Instructions for the task
Each line below that contains "іграшка" counts once; report the total and nothing more.

Dataset records
[Start]
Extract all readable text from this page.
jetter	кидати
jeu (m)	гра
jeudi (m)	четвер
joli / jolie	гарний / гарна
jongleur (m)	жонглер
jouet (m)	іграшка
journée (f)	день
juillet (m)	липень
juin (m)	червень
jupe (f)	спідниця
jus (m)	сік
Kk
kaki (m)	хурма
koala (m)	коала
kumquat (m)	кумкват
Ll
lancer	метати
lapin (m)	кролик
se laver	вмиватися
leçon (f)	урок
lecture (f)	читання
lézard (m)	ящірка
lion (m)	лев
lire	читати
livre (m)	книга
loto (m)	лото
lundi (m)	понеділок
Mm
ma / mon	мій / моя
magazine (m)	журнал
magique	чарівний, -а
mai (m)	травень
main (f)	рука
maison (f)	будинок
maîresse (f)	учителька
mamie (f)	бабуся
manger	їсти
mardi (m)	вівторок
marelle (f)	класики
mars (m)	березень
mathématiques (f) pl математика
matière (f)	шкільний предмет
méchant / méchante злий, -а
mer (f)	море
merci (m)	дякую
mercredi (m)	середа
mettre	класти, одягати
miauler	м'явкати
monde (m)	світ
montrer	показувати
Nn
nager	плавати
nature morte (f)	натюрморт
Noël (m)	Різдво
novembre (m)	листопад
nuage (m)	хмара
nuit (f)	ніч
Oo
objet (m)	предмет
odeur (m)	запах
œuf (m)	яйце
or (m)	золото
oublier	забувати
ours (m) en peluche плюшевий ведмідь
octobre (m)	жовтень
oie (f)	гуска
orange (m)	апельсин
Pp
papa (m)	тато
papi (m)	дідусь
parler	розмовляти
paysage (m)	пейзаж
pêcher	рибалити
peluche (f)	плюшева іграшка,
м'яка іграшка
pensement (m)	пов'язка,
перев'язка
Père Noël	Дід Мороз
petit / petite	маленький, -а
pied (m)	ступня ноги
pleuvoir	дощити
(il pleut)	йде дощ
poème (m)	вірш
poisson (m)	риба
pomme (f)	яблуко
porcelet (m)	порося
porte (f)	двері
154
[End]
[Start]
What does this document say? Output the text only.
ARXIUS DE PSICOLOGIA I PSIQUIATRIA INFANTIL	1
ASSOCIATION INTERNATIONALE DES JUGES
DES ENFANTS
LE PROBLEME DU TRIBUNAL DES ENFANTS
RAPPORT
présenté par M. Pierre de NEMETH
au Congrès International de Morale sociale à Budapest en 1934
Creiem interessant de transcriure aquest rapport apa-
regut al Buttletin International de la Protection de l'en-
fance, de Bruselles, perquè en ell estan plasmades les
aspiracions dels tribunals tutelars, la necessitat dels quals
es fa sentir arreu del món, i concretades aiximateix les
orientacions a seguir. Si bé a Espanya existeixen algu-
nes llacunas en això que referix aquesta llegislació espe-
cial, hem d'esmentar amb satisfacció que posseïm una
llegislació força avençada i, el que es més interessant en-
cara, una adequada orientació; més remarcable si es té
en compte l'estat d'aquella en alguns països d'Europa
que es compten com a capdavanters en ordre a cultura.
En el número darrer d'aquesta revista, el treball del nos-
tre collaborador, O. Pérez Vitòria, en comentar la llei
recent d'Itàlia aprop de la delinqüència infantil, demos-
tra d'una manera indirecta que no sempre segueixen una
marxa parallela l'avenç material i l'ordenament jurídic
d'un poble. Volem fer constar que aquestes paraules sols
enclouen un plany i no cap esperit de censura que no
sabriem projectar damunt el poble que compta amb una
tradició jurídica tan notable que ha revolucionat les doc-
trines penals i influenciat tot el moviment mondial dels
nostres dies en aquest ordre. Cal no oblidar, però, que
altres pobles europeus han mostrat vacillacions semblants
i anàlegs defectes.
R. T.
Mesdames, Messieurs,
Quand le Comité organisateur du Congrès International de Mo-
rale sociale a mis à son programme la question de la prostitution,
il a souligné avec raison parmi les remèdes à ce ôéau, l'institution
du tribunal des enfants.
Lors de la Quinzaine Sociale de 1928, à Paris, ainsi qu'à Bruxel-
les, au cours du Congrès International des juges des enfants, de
[End]
[Start]
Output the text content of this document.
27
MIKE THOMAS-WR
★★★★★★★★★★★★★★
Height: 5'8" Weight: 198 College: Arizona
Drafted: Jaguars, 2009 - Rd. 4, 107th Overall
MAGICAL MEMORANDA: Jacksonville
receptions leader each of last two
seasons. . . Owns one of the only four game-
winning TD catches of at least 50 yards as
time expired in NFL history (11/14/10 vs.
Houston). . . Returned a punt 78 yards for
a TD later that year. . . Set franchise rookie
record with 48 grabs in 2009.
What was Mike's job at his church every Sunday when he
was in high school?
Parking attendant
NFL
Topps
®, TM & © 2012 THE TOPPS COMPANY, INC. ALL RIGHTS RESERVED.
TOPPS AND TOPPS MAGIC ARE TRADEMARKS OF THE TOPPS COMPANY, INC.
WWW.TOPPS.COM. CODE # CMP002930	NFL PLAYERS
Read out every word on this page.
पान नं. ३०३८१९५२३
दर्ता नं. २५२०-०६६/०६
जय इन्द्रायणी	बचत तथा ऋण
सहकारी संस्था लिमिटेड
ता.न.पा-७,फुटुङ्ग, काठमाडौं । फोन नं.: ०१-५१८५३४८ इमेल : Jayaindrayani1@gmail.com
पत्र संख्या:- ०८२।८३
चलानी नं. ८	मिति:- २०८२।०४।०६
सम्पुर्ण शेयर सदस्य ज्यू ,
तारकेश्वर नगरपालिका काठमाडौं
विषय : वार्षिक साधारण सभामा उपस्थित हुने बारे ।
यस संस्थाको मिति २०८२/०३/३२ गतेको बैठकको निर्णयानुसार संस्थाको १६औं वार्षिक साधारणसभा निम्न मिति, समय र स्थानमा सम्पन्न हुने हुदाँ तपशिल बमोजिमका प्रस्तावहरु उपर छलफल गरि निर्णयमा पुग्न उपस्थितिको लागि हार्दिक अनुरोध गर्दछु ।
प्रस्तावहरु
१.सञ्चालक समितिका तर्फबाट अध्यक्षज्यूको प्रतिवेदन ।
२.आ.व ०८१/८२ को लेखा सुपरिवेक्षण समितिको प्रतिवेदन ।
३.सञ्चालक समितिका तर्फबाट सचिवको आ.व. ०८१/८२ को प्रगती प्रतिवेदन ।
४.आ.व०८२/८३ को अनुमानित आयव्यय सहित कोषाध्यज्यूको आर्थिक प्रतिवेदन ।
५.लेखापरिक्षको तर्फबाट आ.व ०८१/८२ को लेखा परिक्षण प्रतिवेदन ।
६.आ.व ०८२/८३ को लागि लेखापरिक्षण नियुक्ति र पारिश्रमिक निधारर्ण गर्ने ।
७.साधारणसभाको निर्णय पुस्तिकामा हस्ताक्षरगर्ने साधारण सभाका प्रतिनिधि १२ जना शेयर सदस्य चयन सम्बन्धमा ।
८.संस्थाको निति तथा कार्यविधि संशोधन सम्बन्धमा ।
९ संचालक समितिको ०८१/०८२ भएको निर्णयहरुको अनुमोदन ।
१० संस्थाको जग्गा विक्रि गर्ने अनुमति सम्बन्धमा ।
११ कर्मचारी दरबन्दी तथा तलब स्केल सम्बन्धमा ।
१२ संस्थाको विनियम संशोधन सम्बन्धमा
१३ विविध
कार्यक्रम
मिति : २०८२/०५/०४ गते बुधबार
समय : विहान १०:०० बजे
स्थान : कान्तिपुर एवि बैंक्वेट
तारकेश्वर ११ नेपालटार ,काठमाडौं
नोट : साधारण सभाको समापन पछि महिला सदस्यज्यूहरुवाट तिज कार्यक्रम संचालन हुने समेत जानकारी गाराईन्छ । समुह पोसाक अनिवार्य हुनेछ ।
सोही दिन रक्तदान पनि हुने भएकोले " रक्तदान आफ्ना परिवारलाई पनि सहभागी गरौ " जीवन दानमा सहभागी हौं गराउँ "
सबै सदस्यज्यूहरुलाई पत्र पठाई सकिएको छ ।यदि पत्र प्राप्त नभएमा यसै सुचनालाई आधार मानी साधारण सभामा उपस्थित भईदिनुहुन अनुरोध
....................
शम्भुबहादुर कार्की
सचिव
[End]
Response
3